## Selected text
Court Opinion

ID: 1529056
Source: CourtListenerOpinion
Date Created: 2013-10-30 06:35:38.870421+00
Date Added: 2024-06-11T15:40:55.702089
License: Public Domain

219 A.2d 766 (1966)
Christine A. McHALE
v.
DIRECTOR OF PUBLIC WORKS. (two cases).
Ex. Nos. 10805, 10806.
Supreme Court of Rhode Island.
May 23, 1966.
*767 Edward L. Singsen, Pawtucket, Rabinowitz & Zimmerman, Coleman B. Zimmerman, Providence, for petitioner.
J. Joseph Nugent, Atty. Gen., Arthur N. Votolato, Jr., Chief Counsel, Thomas H. Needham, Asst. Counsel, for respondent.

OPINION
PER CURIAM.
These two petitions for the assessment of damages resulting from the taking by the defendant of a portion of the petitioner's property and for severance damages to the remainder were consolidated for trial and were heard before a justice of the superior court sitting without a jury. The cases are here on the defendant's exceptions to the decisions awarding damages amounting in the aggregate to $200,000 plus interest of $33,036.62. They were argued to us as though together they constituted but a single case and we consider them as if they were.
While defendant agrees that under our settled rule success of his challenge to the decision depends on his convincing us that the trial justice in making the factual determinations upon which his conclusions were premised misconceived or overlooked material evidence, he argues otherwise. In substance he contends that we should be concerned with the weight given by the fact trier to the sharply conflicting expert testimony on the question of damages and he urges that we find the prerequisite misconception and disregard in the preference given by the trial justice to the testimony of petitioner's expert witnesses. It is obvious that he does not understand the true nature of our rule.
The bases upon which defendant predicates his contentions go to the weight of the evidence and to the significance and value the trial justice attached to the various and diverse factors upon which the experts rested their respective opinions of the fair market value of what was taken. What evidence was the more persuasive and which expert testimony was the more convincing were properly the concern of the trial justice whose obligation it was to resolve conflicts in testimony and to make factual determinations. That was his duty rather than ours and he performed it. We accept his determinations and on review we will assign error only if we are persuaded that his findings were premised on a misconception or disregard of material evidence and were clearly wrong. In these cases defendant has not met the burden of persuasion.
The defendant's exception in each case is overruled, and the cases are remitted to the superior court for entry of judgment on the decisions.

## Set of tasks
**A.** In the court opinion, what total amount of damages, not counting interest, did the trial decisions award?
**B.** Summarize the court opinion in two sentences.
**C.** List every individual attorney named in the court opinion as counsel for either party.
The entries that come next have nothing to do with the court opinion.

## Provided records
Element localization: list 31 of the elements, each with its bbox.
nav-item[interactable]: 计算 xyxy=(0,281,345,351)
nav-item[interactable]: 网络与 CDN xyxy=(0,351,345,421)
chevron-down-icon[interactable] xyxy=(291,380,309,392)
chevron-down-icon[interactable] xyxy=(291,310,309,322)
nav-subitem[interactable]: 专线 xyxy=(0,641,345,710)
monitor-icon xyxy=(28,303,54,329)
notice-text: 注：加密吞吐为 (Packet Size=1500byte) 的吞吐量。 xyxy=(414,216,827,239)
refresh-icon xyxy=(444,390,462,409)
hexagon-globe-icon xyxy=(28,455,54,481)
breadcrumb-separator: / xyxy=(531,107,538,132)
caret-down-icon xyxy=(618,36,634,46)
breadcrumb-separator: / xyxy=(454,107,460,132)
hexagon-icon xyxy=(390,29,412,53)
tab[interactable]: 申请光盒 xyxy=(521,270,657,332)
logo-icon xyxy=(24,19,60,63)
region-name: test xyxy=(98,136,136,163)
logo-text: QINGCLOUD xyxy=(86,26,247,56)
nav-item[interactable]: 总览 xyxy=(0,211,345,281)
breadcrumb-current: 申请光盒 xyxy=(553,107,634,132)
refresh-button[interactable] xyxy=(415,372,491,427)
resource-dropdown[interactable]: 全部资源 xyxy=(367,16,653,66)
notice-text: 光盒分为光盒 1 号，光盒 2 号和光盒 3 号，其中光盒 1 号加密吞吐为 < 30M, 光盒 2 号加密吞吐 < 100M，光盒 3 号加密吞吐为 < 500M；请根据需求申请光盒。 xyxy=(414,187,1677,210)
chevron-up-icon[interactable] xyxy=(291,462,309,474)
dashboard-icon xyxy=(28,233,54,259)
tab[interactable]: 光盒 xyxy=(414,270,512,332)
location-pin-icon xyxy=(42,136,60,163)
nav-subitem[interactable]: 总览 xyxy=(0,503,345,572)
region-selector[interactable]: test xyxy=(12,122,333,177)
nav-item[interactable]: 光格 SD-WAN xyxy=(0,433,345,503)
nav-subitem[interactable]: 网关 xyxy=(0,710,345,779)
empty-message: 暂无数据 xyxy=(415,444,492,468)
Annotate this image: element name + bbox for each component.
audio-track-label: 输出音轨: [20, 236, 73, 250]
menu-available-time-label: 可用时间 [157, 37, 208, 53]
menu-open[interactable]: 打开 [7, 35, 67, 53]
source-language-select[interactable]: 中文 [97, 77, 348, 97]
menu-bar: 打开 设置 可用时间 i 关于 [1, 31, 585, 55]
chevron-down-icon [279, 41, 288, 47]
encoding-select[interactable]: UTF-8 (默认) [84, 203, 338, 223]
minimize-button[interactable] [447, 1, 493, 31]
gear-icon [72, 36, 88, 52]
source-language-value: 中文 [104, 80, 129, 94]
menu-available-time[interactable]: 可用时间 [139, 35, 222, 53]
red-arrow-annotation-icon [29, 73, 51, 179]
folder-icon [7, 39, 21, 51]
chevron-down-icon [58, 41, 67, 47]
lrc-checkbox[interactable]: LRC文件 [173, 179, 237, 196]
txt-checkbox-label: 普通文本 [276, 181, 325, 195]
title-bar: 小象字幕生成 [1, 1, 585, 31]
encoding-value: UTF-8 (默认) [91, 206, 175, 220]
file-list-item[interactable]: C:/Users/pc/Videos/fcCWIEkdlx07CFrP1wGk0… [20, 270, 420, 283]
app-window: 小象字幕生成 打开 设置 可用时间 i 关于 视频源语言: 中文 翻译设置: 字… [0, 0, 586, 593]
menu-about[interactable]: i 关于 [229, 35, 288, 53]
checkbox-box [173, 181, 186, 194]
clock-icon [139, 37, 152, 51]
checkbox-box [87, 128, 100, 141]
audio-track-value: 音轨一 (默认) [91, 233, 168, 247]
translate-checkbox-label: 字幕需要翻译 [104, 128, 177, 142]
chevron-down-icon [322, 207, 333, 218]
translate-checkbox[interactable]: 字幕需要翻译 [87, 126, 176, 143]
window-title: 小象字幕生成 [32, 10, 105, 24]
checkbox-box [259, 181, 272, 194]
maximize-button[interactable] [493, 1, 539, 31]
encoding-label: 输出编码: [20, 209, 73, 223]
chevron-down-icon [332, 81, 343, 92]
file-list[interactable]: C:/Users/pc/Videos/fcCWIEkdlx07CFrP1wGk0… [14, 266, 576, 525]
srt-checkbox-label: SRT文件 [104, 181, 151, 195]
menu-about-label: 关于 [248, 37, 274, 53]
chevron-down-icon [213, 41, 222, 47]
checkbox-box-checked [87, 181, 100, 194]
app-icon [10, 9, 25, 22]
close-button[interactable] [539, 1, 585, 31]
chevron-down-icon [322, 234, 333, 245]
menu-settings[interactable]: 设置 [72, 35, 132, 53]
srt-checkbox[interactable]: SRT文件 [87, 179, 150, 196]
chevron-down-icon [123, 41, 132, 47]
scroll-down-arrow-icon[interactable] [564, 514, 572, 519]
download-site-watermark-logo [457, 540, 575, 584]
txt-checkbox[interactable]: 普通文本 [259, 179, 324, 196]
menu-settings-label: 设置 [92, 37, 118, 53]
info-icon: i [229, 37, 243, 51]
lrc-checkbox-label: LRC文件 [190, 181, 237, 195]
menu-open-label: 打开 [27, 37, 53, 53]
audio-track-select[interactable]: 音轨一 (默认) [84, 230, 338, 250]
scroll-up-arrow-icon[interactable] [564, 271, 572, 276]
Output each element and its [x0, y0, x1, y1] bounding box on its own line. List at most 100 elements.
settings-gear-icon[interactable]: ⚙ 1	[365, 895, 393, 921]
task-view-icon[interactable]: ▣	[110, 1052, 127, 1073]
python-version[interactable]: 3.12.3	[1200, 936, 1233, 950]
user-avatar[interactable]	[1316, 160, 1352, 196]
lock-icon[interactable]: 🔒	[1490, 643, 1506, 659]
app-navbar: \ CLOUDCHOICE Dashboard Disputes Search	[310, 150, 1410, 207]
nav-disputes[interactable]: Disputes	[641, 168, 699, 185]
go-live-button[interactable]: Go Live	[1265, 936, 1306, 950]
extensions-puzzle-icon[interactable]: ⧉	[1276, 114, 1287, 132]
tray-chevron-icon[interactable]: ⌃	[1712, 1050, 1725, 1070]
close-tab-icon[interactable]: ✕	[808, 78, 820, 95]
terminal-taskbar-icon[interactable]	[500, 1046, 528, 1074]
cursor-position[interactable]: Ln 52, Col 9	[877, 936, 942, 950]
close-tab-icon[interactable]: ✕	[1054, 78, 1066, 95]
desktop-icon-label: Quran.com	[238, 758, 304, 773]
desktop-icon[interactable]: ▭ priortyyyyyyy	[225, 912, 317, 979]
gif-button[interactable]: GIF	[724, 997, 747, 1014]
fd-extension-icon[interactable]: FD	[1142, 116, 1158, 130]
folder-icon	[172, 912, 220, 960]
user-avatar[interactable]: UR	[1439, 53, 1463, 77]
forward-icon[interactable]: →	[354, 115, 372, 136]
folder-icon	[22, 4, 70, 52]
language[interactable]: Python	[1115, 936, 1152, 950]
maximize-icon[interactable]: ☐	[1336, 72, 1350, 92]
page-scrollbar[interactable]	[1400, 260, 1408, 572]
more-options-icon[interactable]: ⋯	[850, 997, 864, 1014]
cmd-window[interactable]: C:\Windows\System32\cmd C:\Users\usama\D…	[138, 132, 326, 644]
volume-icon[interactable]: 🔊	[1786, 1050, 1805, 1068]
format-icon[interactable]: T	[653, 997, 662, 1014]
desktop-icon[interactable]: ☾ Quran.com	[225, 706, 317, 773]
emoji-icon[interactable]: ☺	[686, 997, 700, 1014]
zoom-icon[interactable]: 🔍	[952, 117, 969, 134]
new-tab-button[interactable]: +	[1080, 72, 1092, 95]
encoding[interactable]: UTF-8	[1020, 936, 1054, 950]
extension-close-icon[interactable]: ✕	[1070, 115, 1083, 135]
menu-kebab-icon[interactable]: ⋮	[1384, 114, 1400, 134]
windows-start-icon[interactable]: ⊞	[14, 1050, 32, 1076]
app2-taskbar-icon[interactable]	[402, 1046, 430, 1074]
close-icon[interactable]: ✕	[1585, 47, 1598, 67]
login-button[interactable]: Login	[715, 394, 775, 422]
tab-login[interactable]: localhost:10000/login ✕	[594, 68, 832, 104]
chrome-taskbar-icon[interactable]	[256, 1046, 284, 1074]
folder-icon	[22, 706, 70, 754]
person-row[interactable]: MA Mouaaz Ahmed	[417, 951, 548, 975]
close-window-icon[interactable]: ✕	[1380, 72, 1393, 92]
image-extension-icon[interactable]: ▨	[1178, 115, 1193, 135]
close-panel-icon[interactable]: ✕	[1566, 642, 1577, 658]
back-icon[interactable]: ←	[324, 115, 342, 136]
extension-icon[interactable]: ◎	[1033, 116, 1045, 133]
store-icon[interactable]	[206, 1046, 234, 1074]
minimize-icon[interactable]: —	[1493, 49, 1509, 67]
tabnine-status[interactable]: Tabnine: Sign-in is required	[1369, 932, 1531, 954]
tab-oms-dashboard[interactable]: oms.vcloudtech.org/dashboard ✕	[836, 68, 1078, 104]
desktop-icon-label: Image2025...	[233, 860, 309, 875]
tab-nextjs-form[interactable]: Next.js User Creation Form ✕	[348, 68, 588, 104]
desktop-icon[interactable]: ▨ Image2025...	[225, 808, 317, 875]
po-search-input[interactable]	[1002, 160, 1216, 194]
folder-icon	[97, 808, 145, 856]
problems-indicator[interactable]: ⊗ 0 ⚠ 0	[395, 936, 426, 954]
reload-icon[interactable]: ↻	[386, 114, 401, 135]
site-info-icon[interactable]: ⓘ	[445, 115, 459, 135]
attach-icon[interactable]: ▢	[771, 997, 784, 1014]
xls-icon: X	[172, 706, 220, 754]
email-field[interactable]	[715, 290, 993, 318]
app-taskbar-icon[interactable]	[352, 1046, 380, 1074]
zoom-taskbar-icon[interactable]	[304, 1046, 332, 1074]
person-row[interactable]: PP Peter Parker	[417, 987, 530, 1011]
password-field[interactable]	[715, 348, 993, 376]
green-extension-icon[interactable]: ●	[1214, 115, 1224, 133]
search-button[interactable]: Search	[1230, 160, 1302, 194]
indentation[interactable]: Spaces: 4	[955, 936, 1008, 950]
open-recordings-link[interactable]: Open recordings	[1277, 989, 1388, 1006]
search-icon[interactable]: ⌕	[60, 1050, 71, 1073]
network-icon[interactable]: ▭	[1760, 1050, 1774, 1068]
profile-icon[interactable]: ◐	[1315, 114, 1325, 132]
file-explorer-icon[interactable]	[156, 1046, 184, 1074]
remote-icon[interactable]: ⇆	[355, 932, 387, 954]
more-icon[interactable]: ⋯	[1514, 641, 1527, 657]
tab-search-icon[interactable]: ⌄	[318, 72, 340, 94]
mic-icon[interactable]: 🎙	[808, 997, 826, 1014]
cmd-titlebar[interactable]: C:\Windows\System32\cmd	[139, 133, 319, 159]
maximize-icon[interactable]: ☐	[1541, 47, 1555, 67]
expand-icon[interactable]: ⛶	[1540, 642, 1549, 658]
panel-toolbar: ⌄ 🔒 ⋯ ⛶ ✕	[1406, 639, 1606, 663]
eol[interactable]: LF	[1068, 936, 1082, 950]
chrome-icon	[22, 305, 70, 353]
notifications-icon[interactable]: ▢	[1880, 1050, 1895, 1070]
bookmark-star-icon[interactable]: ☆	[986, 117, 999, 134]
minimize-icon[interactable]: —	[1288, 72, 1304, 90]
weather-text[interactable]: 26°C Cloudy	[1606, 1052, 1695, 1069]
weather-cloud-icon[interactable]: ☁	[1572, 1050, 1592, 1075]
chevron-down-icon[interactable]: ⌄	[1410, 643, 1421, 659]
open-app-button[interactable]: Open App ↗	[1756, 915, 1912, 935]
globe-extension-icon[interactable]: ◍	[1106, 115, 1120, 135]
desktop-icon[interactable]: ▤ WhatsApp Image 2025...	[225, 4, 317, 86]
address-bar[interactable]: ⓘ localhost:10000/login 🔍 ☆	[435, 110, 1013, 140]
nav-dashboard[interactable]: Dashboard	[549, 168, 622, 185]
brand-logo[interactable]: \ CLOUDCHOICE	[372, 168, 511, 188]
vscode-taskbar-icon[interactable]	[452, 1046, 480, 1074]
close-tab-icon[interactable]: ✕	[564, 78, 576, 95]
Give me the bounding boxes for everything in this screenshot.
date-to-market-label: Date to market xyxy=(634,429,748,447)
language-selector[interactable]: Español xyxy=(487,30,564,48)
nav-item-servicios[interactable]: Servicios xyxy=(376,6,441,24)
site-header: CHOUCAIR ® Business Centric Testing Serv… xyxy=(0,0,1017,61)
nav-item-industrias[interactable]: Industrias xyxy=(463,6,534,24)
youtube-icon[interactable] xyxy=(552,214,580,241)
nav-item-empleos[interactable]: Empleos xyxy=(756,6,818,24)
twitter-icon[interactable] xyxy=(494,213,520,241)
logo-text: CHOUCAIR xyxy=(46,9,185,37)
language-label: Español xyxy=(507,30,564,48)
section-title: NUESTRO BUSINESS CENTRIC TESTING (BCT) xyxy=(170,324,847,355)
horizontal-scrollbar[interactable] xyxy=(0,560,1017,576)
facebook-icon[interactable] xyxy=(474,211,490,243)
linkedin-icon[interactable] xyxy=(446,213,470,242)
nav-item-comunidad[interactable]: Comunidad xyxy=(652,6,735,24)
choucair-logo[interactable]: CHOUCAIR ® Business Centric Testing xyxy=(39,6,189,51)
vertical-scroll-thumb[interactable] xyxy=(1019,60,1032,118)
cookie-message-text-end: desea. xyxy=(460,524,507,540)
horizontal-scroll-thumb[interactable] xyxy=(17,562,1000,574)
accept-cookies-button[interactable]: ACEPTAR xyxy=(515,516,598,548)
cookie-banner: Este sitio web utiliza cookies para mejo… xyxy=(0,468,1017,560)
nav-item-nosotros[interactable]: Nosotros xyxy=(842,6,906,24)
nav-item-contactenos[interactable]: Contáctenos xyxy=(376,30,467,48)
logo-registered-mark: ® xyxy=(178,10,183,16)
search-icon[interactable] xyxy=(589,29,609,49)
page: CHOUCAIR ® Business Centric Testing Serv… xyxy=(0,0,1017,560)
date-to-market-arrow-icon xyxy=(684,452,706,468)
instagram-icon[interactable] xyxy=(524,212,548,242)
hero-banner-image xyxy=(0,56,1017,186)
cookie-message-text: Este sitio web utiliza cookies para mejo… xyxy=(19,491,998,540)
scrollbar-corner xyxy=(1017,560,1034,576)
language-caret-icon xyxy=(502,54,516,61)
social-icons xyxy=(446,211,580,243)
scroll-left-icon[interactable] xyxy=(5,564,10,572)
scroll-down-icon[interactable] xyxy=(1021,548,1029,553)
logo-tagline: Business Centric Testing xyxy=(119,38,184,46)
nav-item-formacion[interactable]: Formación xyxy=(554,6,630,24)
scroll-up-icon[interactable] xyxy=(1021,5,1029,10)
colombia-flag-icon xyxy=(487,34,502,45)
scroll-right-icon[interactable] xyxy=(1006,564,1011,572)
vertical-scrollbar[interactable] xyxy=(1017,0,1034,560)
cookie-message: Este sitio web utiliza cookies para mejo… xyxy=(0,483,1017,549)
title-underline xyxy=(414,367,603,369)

## Solutions in order
**A.** $200,000

**B.** The Supreme Court of Rhode Island reviewed the director of public works' exceptions to superior court decisions that awarded $200,000 plus interest on two consolidated petitions for damages from the taking of part of the petitioner's property. The court found that the defendant's arguments concerned only the weight the trial justice gave to conflicting expert testimony and did not show any misconception or disregard of material evidence, so it overruled the exceptions and remitted the cases for entry of judgment.

**C.** Edward L. Singsen, Coleman B. Zimmerman, J. Joseph Nugent, Arthur N. Votolato, Jr., and Thomas H. Needham.